**What is required:**
Copy every entry word for word, but skip the pictures.

Collected data entries
::::::
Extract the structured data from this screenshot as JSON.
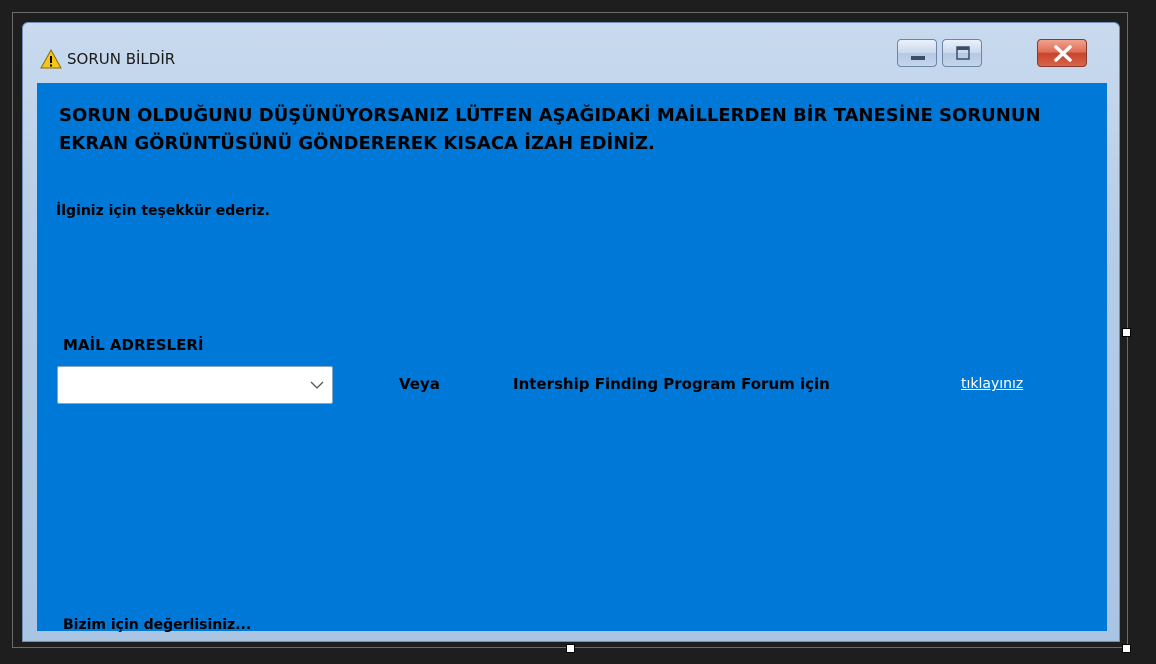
{
  "window": {
    "title": "SORUN BİLDİR",
    "title_icon": "warning-icon",
    "controls": [
      "minimize-icon",
      "maximize-icon",
      "close-icon"
    ]
  },
  "content": {
    "heading": "SORUN OLDUĞUNU DÜŞÜNÜYORSANIZ LÜTFEN AŞAĞIDAKİ MAİLLERDEN BİR TANESİNE SORUNUN EKRAN GÖRÜNTÜSÜNÜ GÖNDEREREK KISACA İZAH EDİNİZ.",
    "thanks": "İlginiz için teşekkür ederiz.",
    "mail_label": "MAİL ADRESLERİ",
    "mail_select": {
      "value": ""
    },
    "or_label": "Veya",
    "forum_label": "Intership Finding Program Forum için",
    "forum_link": "tıklayınız",
    "footer": "Bizim için değerlisiniz..."
  },
  "colors": {
    "client_background": "#0078d7",
    "link": "#ffffff",
    "close_button": "#d6654c"
  }
}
::::::
**Solution:**
Extract the structured data from this screenshot as JSON.
{
  "window": {
    "title": "SORUN BİLDİR",
    "title_icon": "warning-icon",
    "controls": [
      "minimize-icon",
      "maximize-icon",
      "close-icon"
    ]
  },
  "content": {
    "heading": "SORUN OLDUĞUNU DÜŞÜNÜYORSANIZ LÜTFEN AŞAĞIDAKİ MAİLLERDEN BİR TANESİNE SORUNUN EKRAN GÖRÜNTÜSÜNÜ GÖNDEREREK KISACA İZAH EDİNİZ.",
    "thanks": "İlginiz için teşekkür ederiz.",
    "mail_label": "MAİL ADRESLERİ",
    "mail_select": {
      "value": ""
    },
    "or_label": "Veya",
    "forum_label": "Intership Finding Program Forum için",
    "forum_link": "tıklayınız",
    "footer": "Bizim için değerlisiniz..."
  },
  "colors": {
    "client_background": "#0078d7",
    "link": "#ffffff",
    "close_button": "#d6654c"
  }
}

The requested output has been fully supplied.